• **Data items**
■ ■ ■

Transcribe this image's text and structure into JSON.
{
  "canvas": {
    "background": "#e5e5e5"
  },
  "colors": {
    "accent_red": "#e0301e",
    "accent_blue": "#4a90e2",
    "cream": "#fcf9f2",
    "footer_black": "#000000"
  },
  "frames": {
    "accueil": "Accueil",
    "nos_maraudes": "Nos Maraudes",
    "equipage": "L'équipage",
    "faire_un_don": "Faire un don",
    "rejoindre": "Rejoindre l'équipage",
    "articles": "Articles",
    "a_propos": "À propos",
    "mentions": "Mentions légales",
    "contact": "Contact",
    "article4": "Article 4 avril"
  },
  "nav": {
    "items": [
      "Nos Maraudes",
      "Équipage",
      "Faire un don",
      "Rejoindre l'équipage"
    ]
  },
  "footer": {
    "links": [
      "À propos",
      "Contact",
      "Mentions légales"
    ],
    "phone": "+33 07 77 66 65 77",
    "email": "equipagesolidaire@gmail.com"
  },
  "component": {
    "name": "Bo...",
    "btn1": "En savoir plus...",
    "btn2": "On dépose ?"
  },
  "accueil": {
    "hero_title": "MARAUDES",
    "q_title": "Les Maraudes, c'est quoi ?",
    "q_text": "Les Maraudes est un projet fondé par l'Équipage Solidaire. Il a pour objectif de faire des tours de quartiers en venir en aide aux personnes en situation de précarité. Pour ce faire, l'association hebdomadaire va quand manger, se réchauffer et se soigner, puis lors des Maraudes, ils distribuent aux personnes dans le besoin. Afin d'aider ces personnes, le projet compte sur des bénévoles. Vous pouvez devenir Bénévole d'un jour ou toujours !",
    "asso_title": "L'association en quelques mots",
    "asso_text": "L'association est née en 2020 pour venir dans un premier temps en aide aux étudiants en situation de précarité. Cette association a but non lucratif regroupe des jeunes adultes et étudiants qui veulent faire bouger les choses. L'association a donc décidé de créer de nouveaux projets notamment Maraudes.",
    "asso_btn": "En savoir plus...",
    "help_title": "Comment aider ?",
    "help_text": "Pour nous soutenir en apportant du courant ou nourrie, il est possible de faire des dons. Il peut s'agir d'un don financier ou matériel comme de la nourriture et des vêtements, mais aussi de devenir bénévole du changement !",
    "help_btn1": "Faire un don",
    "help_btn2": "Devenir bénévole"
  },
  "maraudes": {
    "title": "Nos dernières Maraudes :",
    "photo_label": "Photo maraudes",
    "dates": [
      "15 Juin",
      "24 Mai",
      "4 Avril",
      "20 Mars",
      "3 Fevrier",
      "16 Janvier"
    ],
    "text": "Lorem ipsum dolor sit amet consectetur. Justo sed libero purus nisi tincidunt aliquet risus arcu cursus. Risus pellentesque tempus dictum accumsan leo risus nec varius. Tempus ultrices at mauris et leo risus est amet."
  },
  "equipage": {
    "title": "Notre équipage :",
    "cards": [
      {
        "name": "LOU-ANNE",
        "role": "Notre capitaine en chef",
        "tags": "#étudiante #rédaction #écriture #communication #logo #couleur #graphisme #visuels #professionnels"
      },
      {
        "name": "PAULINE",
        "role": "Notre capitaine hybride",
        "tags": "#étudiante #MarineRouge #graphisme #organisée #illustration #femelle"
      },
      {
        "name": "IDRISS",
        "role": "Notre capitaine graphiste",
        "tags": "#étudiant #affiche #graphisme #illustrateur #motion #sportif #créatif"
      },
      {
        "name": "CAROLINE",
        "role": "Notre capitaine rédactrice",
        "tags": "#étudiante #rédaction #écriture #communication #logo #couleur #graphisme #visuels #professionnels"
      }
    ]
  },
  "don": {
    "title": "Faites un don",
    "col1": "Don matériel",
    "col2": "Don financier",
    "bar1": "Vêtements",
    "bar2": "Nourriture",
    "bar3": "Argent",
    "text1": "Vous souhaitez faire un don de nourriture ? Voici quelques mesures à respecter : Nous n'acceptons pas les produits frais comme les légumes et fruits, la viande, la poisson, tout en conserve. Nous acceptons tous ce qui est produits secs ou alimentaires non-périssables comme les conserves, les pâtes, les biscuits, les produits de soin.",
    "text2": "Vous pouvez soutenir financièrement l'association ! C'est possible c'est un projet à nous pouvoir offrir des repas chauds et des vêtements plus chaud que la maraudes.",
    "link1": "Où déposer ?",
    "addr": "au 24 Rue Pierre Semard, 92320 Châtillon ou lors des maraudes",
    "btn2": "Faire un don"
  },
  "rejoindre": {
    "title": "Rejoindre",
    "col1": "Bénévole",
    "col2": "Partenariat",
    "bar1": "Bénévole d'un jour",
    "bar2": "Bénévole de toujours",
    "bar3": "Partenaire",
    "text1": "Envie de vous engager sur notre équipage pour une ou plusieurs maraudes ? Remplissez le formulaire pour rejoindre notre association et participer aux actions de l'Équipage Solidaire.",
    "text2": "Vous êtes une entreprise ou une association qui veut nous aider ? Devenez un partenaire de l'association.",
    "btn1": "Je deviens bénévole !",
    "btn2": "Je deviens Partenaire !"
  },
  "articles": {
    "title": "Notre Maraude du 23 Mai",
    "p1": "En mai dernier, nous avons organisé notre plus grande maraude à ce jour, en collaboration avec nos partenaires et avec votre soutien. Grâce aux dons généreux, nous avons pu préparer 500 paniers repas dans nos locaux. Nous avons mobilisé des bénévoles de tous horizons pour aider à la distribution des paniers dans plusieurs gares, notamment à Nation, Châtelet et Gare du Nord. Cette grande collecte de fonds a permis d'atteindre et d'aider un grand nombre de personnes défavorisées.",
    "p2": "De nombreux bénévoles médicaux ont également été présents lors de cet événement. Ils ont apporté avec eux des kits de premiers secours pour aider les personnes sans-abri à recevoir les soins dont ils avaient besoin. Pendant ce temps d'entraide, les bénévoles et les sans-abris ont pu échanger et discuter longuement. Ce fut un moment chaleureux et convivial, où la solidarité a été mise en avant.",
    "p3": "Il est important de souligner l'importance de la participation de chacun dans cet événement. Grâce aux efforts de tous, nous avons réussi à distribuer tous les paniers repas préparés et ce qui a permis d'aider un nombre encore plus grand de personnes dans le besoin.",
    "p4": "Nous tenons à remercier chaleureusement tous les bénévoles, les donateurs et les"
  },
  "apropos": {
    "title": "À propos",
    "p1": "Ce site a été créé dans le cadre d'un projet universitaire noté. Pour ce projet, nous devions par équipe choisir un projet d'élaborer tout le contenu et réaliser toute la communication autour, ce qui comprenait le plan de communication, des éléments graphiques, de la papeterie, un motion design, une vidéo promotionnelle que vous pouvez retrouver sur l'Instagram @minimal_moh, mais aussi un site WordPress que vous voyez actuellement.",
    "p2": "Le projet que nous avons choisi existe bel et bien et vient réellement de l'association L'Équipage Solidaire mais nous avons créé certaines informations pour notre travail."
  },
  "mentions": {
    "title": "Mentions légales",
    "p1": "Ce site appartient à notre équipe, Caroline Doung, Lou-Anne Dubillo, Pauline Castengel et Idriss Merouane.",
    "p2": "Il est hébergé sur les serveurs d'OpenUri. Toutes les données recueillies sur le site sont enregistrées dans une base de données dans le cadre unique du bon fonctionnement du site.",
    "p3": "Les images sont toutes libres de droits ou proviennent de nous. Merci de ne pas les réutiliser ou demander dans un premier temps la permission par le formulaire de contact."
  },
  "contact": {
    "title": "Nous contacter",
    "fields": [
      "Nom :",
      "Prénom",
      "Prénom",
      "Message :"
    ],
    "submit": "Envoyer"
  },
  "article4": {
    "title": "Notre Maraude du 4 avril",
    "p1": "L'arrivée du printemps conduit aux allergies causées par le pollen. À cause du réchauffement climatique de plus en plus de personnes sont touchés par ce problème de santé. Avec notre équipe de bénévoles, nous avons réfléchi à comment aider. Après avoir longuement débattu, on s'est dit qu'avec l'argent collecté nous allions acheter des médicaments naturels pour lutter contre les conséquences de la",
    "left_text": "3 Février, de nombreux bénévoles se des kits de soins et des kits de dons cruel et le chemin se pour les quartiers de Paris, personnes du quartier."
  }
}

■ ■ ■

Within the material above, find the lines that contain the word "role"; copy them.

• **ANSWER TO THE PROBLEM**
        "role": "Notre capitaine en chef",
        "role": "Notre capitaine hybride",
        "role": "Notre capitaine graphiste",
        "role": "Notre capitaine rédactrice",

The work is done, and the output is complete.